_Objective_
Your task is to give the listing below back word for word, pictures excluded.

_Data shown_
-=-=-=-=-
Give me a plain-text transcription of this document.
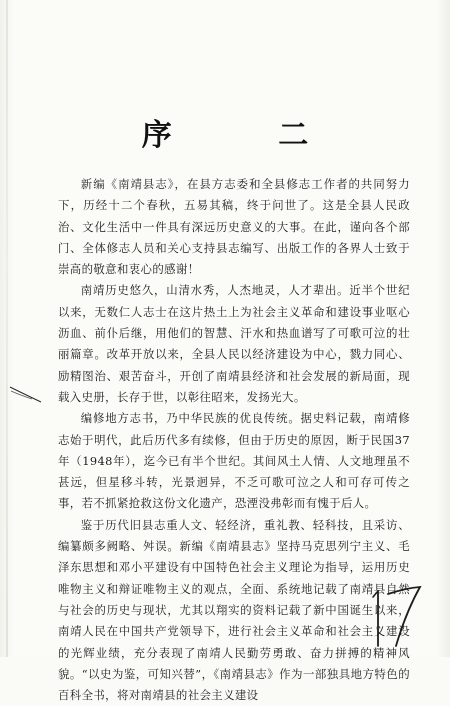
序 二

新编《南靖县志》，在县方志委和全县修志工作者的共同努力下，历经十二个春秋，五易其稿，终于问世了。这是全县人民政治、文化生活中一件具有深远历史意义的大事。在此，谨向各个部门、全体修志人员和关心支持县志编写、出版工作的各界人士致于崇高的敬意和衷心的感谢！

南靖历史悠久，山清水秀，人杰地灵，人才辈出。近半个世纪以来，无数仁人志士在这片热土上为社会主义革命和建设事业呕心沥血、前仆后继，用他们的智慧、汗水和热血谱写了可歌可泣的壮丽篇章。改革开放以来，全县人民以经济建设为中心，戮力同心、励精图治、艰苦奋斗，开创了南靖县经济和社会发展的新局面，现载入史册，长存于世，以彰往昭来，发扬光大。

编修地方志书，乃中华民族的优良传统。据史料记载，南靖修志始于明代，此后历代多有续修，但由于历史的原因，断于民国37年（1948年），迄今已有半个世纪。其间风土人情、人文地理虽不甚远，但星移斗转，光景迥异，不乏可歌可泣之人和可存可传之事，若不抓紧抢救这份文化遗产，恐湮没弗彰而有愧于后人。

鉴于历代旧县志重人文、轻经济，重礼教、轻科技，且采访、编纂颇多阙略、舛误。新编《南靖县志》坚持马克思列宁主义、毛泽东思想和邓小平建设有中国特色社会主义理论为指导，运用历史唯物主义和辩证唯物主义的观点，全面、系统地记载了南靖县自然与社会的历史与现状，尤其以翔实的资料记载了新中国诞生以来，南靖人民在中国共产党领导下，进行社会主义革命和社会主义建设的光辉业绩，充分表现了南靖人民勤劳勇敢、奋力拼搏的精神风貌。“以史为鉴，可知兴替”，《南靖县志》作为一部独具地方特色的百科全书，将对南靖县的社会主义建设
-=-=-=-=-
_Complete output_
Give me a plain-text transcription of this document.
序 二

新编《南靖县志》，在县方志委和全县修志工作者的共同努力下，历经十二个春秋，五易其稿，终于问世了。这是全县人民政治、文化生活中一件具有深远历史意义的大事。在此，谨向各个部门、全体修志人员和关心支持县志编写、出版工作的各界人士致于崇高的敬意和衷心的感谢！

南靖历史悠久，山清水秀，人杰地灵，人才辈出。近半个世纪以来，无数仁人志士在这片热土上为社会主义革命和建设事业呕心沥血、前仆后继，用他们的智慧、汗水和热血谱写了可歌可泣的壮丽篇章。改革开放以来，全县人民以经济建设为中心，戮力同心、励精图治、艰苦奋斗，开创了南靖县经济和社会发展的新局面，现载入史册，长存于世，以彰往昭来，发扬光大。

编修地方志书，乃中华民族的优良传统。据史料记载，南靖修志始于明代，此后历代多有续修，但由于历史的原因，断于民国37年（1948年），迄今已有半个世纪。其间风土人情、人文地理虽不甚远，但星移斗转，光景迥异，不乏可歌可泣之人和可存可传之事，若不抓紧抢救这份文化遗产，恐湮没弗彰而有愧于后人。

鉴于历代旧县志重人文、轻经济，重礼教、轻科技，且采访、编纂颇多阙略、舛误。新编《南靖县志》坚持马克思列宁主义、毛泽东思想和邓小平建设有中国特色社会主义理论为指导，运用历史唯物主义和辩证唯物主义的观点，全面、系统地记载了南靖县自然与社会的历史与现状，尤其以翔实的资料记载了新中国诞生以来，南靖人民在中国共产党领导下，进行社会主义革命和社会主义建设的光辉业绩，充分表现了南靖人民勤劳勇敢、奋力拼搏的精神风貌。“以史为鉴，可知兴替”，《南靖县志》作为一部独具地方特色的百科全书，将对南靖县的社会主义建设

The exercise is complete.